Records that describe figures
▶

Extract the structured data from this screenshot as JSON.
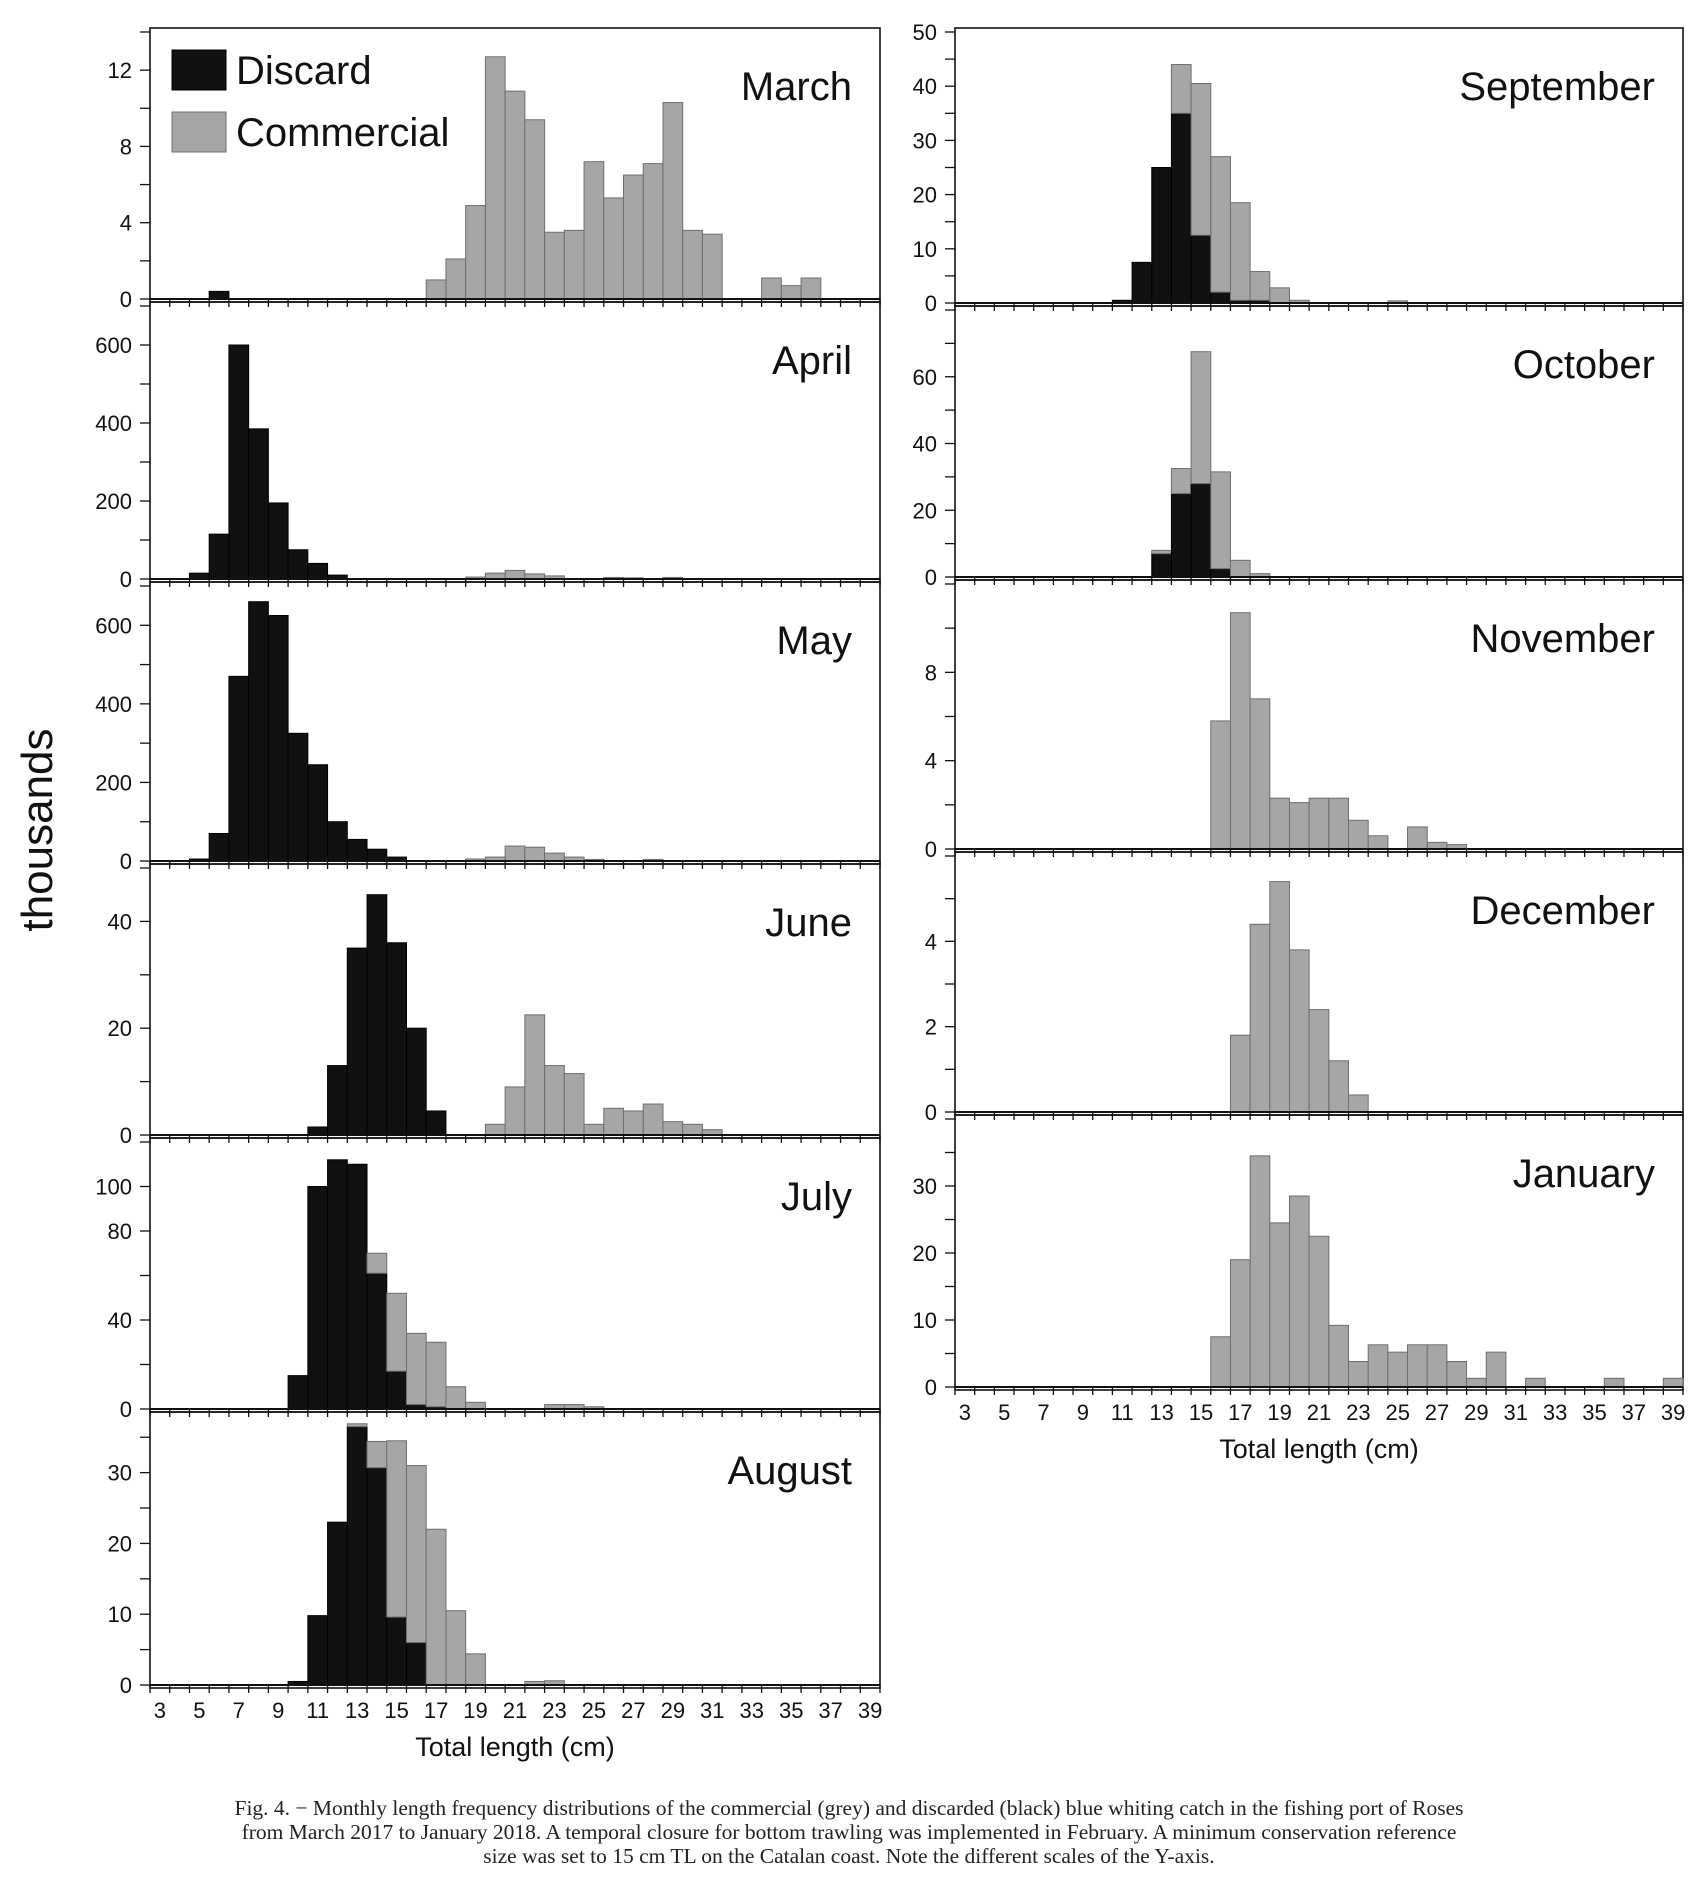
{
  "figure": {
    "ylabel": "thousands",
    "legend": [
      {
        "label": "Discard",
        "color": "#111111"
      },
      {
        "label": "Commercial",
        "color": "#a6a6a6"
      }
    ],
    "caption_lines": [
      "Fig. 4. − Monthly length frequency distributions of the commercial (grey) and discarded (black) blue whiting catch in the fishing port of Roses",
      "from March 2017 to January 2018. A temporal closure for bottom trawling was implemented in February. A minimum conservation reference",
      "size was set to 15 cm TL on the Catalan coast. Note the different scales of the Y-axis."
    ]
  },
  "chart_data": [
    {
      "type": "bar",
      "title": "March",
      "xlabel": "",
      "ylim": [
        0,
        14
      ],
      "yticks": [
        0,
        4,
        8,
        12
      ],
      "x_range": [
        3,
        39
      ],
      "series": [
        {
          "name": "Discard",
          "values": [
            {
              "x": 6,
              "y": 0.4
            }
          ]
        },
        {
          "name": "Commercial",
          "values": [
            {
              "x": 17,
              "y": 1.0
            },
            {
              "x": 18,
              "y": 2.1
            },
            {
              "x": 19,
              "y": 4.9
            },
            {
              "x": 20,
              "y": 12.7
            },
            {
              "x": 21,
              "y": 10.9
            },
            {
              "x": 22,
              "y": 9.4
            },
            {
              "x": 23,
              "y": 3.5
            },
            {
              "x": 24,
              "y": 3.6
            },
            {
              "x": 25,
              "y": 7.2
            },
            {
              "x": 26,
              "y": 5.3
            },
            {
              "x": 27,
              "y": 6.5
            },
            {
              "x": 28,
              "y": 7.1
            },
            {
              "x": 29,
              "y": 10.3
            },
            {
              "x": 30,
              "y": 3.6
            },
            {
              "x": 31,
              "y": 3.4
            },
            {
              "x": 34,
              "y": 1.1
            },
            {
              "x": 35,
              "y": 0.7
            },
            {
              "x": 36,
              "y": 1.1
            }
          ]
        }
      ]
    },
    {
      "type": "bar",
      "title": "April",
      "xlabel": "",
      "ylim": [
        0,
        700
      ],
      "yticks": [
        0,
        200,
        400,
        600
      ],
      "x_range": [
        3,
        39
      ],
      "series": [
        {
          "name": "Discard",
          "values": [
            {
              "x": 5,
              "y": 15
            },
            {
              "x": 6,
              "y": 115
            },
            {
              "x": 7,
              "y": 600
            },
            {
              "x": 8,
              "y": 385
            },
            {
              "x": 9,
              "y": 195
            },
            {
              "x": 10,
              "y": 75
            },
            {
              "x": 11,
              "y": 40
            },
            {
              "x": 12,
              "y": 10
            }
          ]
        },
        {
          "name": "Commercial",
          "values": [
            {
              "x": 19,
              "y": 5
            },
            {
              "x": 20,
              "y": 15
            },
            {
              "x": 21,
              "y": 22
            },
            {
              "x": 22,
              "y": 13
            },
            {
              "x": 23,
              "y": 8
            },
            {
              "x": 26,
              "y": 4
            },
            {
              "x": 27,
              "y": 3
            },
            {
              "x": 29,
              "y": 4
            }
          ]
        }
      ]
    },
    {
      "type": "bar",
      "title": "May",
      "xlabel": "",
      "ylim": [
        0,
        700
      ],
      "yticks": [
        0,
        200,
        400,
        600
      ],
      "x_range": [
        3,
        39
      ],
      "series": [
        {
          "name": "Discard",
          "values": [
            {
              "x": 5,
              "y": 5
            },
            {
              "x": 6,
              "y": 70
            },
            {
              "x": 7,
              "y": 470
            },
            {
              "x": 8,
              "y": 660
            },
            {
              "x": 9,
              "y": 625
            },
            {
              "x": 10,
              "y": 325
            },
            {
              "x": 11,
              "y": 245
            },
            {
              "x": 12,
              "y": 100
            },
            {
              "x": 13,
              "y": 55
            },
            {
              "x": 14,
              "y": 30
            },
            {
              "x": 15,
              "y": 10
            }
          ]
        },
        {
          "name": "Commercial",
          "values": [
            {
              "x": 19,
              "y": 5
            },
            {
              "x": 20,
              "y": 10
            },
            {
              "x": 21,
              "y": 38
            },
            {
              "x": 22,
              "y": 35
            },
            {
              "x": 23,
              "y": 20
            },
            {
              "x": 24,
              "y": 10
            },
            {
              "x": 25,
              "y": 4
            },
            {
              "x": 28,
              "y": 4
            }
          ]
        }
      ]
    },
    {
      "type": "bar",
      "title": "June",
      "xlabel": "",
      "ylim": [
        0,
        50
      ],
      "yticks": [
        0,
        20,
        40
      ],
      "x_range": [
        3,
        39
      ],
      "series": [
        {
          "name": "Discard",
          "values": [
            {
              "x": 11,
              "y": 1.5
            },
            {
              "x": 12,
              "y": 13
            },
            {
              "x": 13,
              "y": 35
            },
            {
              "x": 14,
              "y": 45
            },
            {
              "x": 15,
              "y": 36
            },
            {
              "x": 16,
              "y": 20
            },
            {
              "x": 17,
              "y": 4.5
            }
          ]
        },
        {
          "name": "Commercial",
          "values": [
            {
              "x": 20,
              "y": 2
            },
            {
              "x": 21,
              "y": 9
            },
            {
              "x": 22,
              "y": 22.5
            },
            {
              "x": 23,
              "y": 13
            },
            {
              "x": 24,
              "y": 11.5
            },
            {
              "x": 25,
              "y": 2
            },
            {
              "x": 26,
              "y": 5
            },
            {
              "x": 27,
              "y": 4.5
            },
            {
              "x": 28,
              "y": 5.8
            },
            {
              "x": 29,
              "y": 2.5
            },
            {
              "x": 30,
              "y": 2
            },
            {
              "x": 31,
              "y": 1
            }
          ]
        }
      ]
    },
    {
      "type": "bar",
      "title": "July",
      "xlabel": "",
      "ylim": [
        0,
        120
      ],
      "yticks": [
        0,
        40,
        80,
        100
      ],
      "x_range": [
        3,
        39
      ],
      "series": [
        {
          "name": "Discard",
          "values": [
            {
              "x": 10,
              "y": 15
            },
            {
              "x": 11,
              "y": 100
            },
            {
              "x": 12,
              "y": 112
            },
            {
              "x": 13,
              "y": 110
            },
            {
              "x": 14,
              "y": 61
            },
            {
              "x": 15,
              "y": 17
            },
            {
              "x": 16,
              "y": 2
            },
            {
              "x": 17,
              "y": 1
            }
          ]
        },
        {
          "name": "Commercial",
          "values": [
            {
              "x": 14,
              "y": 9
            },
            {
              "x": 15,
              "y": 35
            },
            {
              "x": 16,
              "y": 32
            },
            {
              "x": 17,
              "y": 29
            },
            {
              "x": 18,
              "y": 10
            },
            {
              "x": 19,
              "y": 3
            },
            {
              "x": 23,
              "y": 2
            },
            {
              "x": 24,
              "y": 2
            },
            {
              "x": 25,
              "y": 1
            }
          ]
        }
      ]
    },
    {
      "type": "bar",
      "title": "August",
      "xlabel": "Total length (cm)",
      "ylim": [
        0,
        38
      ],
      "yticks": [
        0,
        10,
        20,
        30
      ],
      "x_range": [
        3,
        39
      ],
      "xticks": [
        3,
        5,
        7,
        9,
        11,
        13,
        15,
        17,
        19,
        21,
        23,
        25,
        27,
        29,
        31,
        33,
        35,
        37,
        39
      ],
      "series": [
        {
          "name": "Discard",
          "values": [
            {
              "x": 10,
              "y": 0.5
            },
            {
              "x": 11,
              "y": 9.8
            },
            {
              "x": 12,
              "y": 23
            },
            {
              "x": 13,
              "y": 36.5
            },
            {
              "x": 14,
              "y": 30.7
            },
            {
              "x": 15,
              "y": 9.6
            },
            {
              "x": 16,
              "y": 6
            }
          ]
        },
        {
          "name": "Commercial",
          "values": [
            {
              "x": 13,
              "y": 0.4
            },
            {
              "x": 14,
              "y": 3.7
            },
            {
              "x": 15,
              "y": 24.9
            },
            {
              "x": 16,
              "y": 25
            },
            {
              "x": 17,
              "y": 22
            },
            {
              "x": 18,
              "y": 10.5
            },
            {
              "x": 19,
              "y": 4.4
            },
            {
              "x": 22,
              "y": 0.5
            },
            {
              "x": 23,
              "y": 0.6
            }
          ]
        }
      ]
    },
    {
      "type": "bar",
      "title": "September",
      "xlabel": "",
      "ylim": [
        0,
        50
      ],
      "yticks": [
        0,
        10,
        20,
        30,
        40,
        50
      ],
      "x_range": [
        3,
        39
      ],
      "series": [
        {
          "name": "Discard",
          "values": [
            {
              "x": 11,
              "y": 0.5
            },
            {
              "x": 12,
              "y": 7.5
            },
            {
              "x": 13,
              "y": 25
            },
            {
              "x": 14,
              "y": 35
            },
            {
              "x": 15,
              "y": 12.5
            },
            {
              "x": 16,
              "y": 2
            },
            {
              "x": 17,
              "y": 0.5
            },
            {
              "x": 18,
              "y": 0.5
            }
          ]
        },
        {
          "name": "Commercial",
          "values": [
            {
              "x": 14,
              "y": 9
            },
            {
              "x": 15,
              "y": 28
            },
            {
              "x": 16,
              "y": 25
            },
            {
              "x": 17,
              "y": 18
            },
            {
              "x": 18,
              "y": 5.3
            },
            {
              "x": 19,
              "y": 2.8
            },
            {
              "x": 20,
              "y": 0.5
            },
            {
              "x": 25,
              "y": 0.4
            }
          ]
        }
      ]
    },
    {
      "type": "bar",
      "title": "October",
      "xlabel": "",
      "ylim": [
        0,
        80
      ],
      "yticks": [
        0,
        20,
        40,
        60
      ],
      "x_range": [
        3,
        39
      ],
      "series": [
        {
          "name": "Discard",
          "values": [
            {
              "x": 13,
              "y": 7
            },
            {
              "x": 14,
              "y": 25
            },
            {
              "x": 15,
              "y": 28
            },
            {
              "x": 16,
              "y": 2.5
            }
          ]
        },
        {
          "name": "Commercial",
          "values": [
            {
              "x": 13,
              "y": 1
            },
            {
              "x": 14,
              "y": 7.5
            },
            {
              "x": 15,
              "y": 39.5
            },
            {
              "x": 16,
              "y": 29
            },
            {
              "x": 17,
              "y": 5
            },
            {
              "x": 18,
              "y": 1
            }
          ]
        }
      ]
    },
    {
      "type": "bar",
      "title": "November",
      "xlabel": "",
      "ylim": [
        0,
        12
      ],
      "yticks": [
        0,
        4,
        8
      ],
      "x_range": [
        3,
        39
      ],
      "series": [
        {
          "name": "Discard",
          "values": []
        },
        {
          "name": "Commercial",
          "values": [
            {
              "x": 16,
              "y": 5.8
            },
            {
              "x": 17,
              "y": 10.7
            },
            {
              "x": 18,
              "y": 6.8
            },
            {
              "x": 19,
              "y": 2.3
            },
            {
              "x": 20,
              "y": 2.1
            },
            {
              "x": 21,
              "y": 2.3
            },
            {
              "x": 22,
              "y": 2.3
            },
            {
              "x": 23,
              "y": 1.3
            },
            {
              "x": 24,
              "y": 0.6
            },
            {
              "x": 26,
              "y": 1.0
            },
            {
              "x": 27,
              "y": 0.3
            },
            {
              "x": 28,
              "y": 0.2
            }
          ]
        }
      ]
    },
    {
      "type": "bar",
      "title": "December",
      "xlabel": "",
      "ylim": [
        0,
        6
      ],
      "yticks": [
        0,
        2,
        4
      ],
      "x_range": [
        3,
        39
      ],
      "series": [
        {
          "name": "Discard",
          "values": []
        },
        {
          "name": "Commercial",
          "values": [
            {
              "x": 17,
              "y": 1.8
            },
            {
              "x": 18,
              "y": 4.4
            },
            {
              "x": 19,
              "y": 5.4
            },
            {
              "x": 20,
              "y": 3.8
            },
            {
              "x": 21,
              "y": 2.4
            },
            {
              "x": 22,
              "y": 1.2
            },
            {
              "x": 23,
              "y": 0.4
            }
          ]
        }
      ]
    },
    {
      "type": "bar",
      "title": "January",
      "xlabel": "Total length (cm)",
      "ylim": [
        0,
        40
      ],
      "yticks": [
        0,
        10,
        20,
        30
      ],
      "x_range": [
        3,
        39
      ],
      "xticks": [
        3,
        5,
        7,
        9,
        11,
        13,
        15,
        17,
        19,
        21,
        23,
        25,
        27,
        29,
        31,
        33,
        35,
        37,
        39
      ],
      "series": [
        {
          "name": "Discard",
          "values": []
        },
        {
          "name": "Commercial",
          "values": [
            {
              "x": 16,
              "y": 7.5
            },
            {
              "x": 17,
              "y": 19
            },
            {
              "x": 18,
              "y": 34.5
            },
            {
              "x": 19,
              "y": 24.5
            },
            {
              "x": 20,
              "y": 28.5
            },
            {
              "x": 21,
              "y": 22.5
            },
            {
              "x": 22,
              "y": 9.2
            },
            {
              "x": 23,
              "y": 3.8
            },
            {
              "x": 24,
              "y": 6.3
            },
            {
              "x": 25,
              "y": 5.2
            },
            {
              "x": 26,
              "y": 6.3
            },
            {
              "x": 27,
              "y": 6.3
            },
            {
              "x": 28,
              "y": 3.8
            },
            {
              "x": 29,
              "y": 1.3
            },
            {
              "x": 30,
              "y": 5.2
            },
            {
              "x": 32,
              "y": 1.3
            },
            {
              "x": 36,
              "y": 1.3
            },
            {
              "x": 39,
              "y": 1.3
            }
          ]
        }
      ]
    }
  ]
}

◀

Give only the number of lines that include the word "January".

2